Set task: Pick up the blog post about Francisco Cervelli's dive into second base right after its last sentence and write the next part.

Text shown:

▼

So I'm just hanging out on Monday, minding my own, trying to sort through the thought process that led to Bryce and Kayla Harper naming their first-born child Krew like I'm the math meme lady, when all of a sudden Braves catcher Francisco Cervelli decides to turn Tuesday's game against the Rockies into a round of live-action Mortal Kombat:

Be chill, Francisco Cervelli! I understand that you're an expressive guy. I understand that you were excited about hammering a ball off the wall, and I understand that you're excited about getting a second chance with the Braves, and I understand that you were extremely determined to make it to second base. Even still, and I really cannot stress this enough, you have not suddenly gained the ability to fly.

▲

Supplied entries:
▼

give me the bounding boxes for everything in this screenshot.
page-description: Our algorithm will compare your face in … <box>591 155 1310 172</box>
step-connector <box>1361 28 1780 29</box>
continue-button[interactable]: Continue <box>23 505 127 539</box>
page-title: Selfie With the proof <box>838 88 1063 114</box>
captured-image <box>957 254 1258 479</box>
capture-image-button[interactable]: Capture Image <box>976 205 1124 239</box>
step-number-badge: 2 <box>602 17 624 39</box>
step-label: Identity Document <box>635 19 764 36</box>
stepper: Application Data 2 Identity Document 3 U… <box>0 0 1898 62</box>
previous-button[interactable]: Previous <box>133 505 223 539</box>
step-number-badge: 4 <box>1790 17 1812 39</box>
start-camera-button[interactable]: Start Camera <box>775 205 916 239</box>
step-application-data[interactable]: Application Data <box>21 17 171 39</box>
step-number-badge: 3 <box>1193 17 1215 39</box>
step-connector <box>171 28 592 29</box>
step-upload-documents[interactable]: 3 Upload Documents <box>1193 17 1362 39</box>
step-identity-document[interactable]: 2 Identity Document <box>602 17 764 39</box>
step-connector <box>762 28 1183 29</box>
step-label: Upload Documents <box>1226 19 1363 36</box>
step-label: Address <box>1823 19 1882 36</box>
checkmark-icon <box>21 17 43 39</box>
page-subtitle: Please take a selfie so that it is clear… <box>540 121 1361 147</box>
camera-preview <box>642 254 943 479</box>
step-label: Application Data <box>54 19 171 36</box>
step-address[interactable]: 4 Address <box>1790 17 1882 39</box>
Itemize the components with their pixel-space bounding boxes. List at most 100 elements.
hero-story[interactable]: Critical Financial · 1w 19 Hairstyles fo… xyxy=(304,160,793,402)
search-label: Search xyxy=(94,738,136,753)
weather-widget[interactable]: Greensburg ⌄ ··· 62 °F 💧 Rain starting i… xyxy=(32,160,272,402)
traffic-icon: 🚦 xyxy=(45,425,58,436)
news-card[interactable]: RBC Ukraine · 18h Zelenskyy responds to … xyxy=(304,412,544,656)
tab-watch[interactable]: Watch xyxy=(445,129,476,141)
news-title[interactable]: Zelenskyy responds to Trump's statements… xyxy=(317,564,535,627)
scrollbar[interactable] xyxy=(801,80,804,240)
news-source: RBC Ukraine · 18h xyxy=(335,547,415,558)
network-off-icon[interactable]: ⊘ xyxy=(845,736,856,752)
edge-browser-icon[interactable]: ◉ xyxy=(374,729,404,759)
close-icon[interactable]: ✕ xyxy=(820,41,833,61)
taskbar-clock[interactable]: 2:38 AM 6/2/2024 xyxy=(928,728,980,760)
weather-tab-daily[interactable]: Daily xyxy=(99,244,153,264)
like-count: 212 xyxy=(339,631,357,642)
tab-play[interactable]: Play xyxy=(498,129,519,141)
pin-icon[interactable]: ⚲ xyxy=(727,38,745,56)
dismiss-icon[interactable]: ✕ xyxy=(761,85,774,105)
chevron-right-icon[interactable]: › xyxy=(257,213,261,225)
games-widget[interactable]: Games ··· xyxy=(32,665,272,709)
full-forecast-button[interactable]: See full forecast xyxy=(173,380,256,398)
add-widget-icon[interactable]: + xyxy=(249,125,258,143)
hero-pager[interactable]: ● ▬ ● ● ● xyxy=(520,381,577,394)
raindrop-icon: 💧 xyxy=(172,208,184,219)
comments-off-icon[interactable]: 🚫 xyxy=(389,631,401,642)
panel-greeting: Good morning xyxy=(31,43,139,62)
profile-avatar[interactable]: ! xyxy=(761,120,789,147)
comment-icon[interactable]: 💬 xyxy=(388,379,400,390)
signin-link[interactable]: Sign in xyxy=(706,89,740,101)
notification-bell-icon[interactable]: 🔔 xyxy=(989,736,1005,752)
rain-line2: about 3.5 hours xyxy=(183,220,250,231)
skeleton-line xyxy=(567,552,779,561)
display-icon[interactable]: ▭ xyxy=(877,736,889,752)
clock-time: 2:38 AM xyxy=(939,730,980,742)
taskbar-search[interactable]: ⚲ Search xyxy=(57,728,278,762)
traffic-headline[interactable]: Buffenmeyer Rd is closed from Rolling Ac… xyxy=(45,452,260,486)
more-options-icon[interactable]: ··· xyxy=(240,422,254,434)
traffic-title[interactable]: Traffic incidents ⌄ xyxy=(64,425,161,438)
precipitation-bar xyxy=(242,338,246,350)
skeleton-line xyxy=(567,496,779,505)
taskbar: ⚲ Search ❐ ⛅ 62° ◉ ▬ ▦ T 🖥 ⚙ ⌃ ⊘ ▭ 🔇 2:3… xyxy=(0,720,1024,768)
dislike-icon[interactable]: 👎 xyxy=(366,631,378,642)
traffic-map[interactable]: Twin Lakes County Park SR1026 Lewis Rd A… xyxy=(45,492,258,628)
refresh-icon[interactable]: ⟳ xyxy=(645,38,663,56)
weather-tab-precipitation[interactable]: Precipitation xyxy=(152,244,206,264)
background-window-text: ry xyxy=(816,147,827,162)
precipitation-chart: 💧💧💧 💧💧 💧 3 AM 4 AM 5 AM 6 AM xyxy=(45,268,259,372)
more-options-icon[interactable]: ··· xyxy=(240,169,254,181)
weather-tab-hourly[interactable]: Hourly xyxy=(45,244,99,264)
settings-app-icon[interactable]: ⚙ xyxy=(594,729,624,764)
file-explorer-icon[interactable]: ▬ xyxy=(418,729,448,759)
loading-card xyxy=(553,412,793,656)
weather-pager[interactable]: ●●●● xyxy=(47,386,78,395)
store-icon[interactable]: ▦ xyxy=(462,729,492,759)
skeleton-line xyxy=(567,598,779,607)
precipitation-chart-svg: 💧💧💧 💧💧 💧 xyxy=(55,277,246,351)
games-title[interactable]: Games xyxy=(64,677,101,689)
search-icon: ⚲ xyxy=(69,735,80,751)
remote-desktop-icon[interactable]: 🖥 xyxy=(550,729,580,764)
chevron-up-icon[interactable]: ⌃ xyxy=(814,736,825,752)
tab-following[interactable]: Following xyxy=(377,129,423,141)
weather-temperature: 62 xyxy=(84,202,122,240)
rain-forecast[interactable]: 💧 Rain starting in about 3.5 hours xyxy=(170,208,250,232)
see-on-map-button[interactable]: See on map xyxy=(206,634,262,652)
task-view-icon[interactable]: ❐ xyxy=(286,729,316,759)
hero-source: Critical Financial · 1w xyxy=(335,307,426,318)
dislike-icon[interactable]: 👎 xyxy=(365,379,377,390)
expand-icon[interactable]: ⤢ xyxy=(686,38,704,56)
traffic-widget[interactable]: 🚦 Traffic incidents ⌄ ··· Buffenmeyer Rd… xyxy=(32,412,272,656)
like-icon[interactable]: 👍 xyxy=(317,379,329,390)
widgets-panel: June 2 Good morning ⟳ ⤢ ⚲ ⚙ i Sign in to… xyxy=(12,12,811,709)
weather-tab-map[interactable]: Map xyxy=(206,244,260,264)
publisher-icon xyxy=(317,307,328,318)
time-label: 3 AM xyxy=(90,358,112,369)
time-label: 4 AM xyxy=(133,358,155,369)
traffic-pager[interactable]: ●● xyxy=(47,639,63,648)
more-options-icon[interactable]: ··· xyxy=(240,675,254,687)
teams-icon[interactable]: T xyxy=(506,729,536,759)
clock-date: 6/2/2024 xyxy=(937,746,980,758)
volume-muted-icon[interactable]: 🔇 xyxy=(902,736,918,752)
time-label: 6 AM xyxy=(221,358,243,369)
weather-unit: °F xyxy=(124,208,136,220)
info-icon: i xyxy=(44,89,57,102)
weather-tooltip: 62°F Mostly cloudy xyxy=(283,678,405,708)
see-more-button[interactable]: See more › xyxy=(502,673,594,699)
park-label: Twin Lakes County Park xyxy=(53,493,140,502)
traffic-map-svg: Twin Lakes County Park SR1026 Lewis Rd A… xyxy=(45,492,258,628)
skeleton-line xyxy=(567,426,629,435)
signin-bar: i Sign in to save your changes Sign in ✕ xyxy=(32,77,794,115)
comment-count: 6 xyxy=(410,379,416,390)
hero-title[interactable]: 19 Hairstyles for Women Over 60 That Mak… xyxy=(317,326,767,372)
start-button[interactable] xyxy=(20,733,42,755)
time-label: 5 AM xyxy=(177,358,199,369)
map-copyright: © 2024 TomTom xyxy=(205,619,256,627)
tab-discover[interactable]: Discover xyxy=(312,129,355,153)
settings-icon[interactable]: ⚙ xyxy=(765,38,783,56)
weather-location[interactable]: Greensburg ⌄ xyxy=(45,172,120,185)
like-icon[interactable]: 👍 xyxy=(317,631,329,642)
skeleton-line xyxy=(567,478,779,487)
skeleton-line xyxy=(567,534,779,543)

▲

Final result:
Not only could you have killed Rockies shortstop Trevor Story, but you nearly broke your own ankle! This. Is. Not. Normal.

What was the gameplan here? Did the adrenaline just take over? Was it celebratory? Did you think you'd get an extra RBI for parkouring second base into Wyoming?

When a Major League umpire -- a man whose literal job is to take professional athletes doing all manner of weird stuff with a straight face -- can't keep up the charade, you know you need to reconsider.

A professional arbiter, reduced to shaking his head and shouting "VERY BAD" like he just adopted a puppy.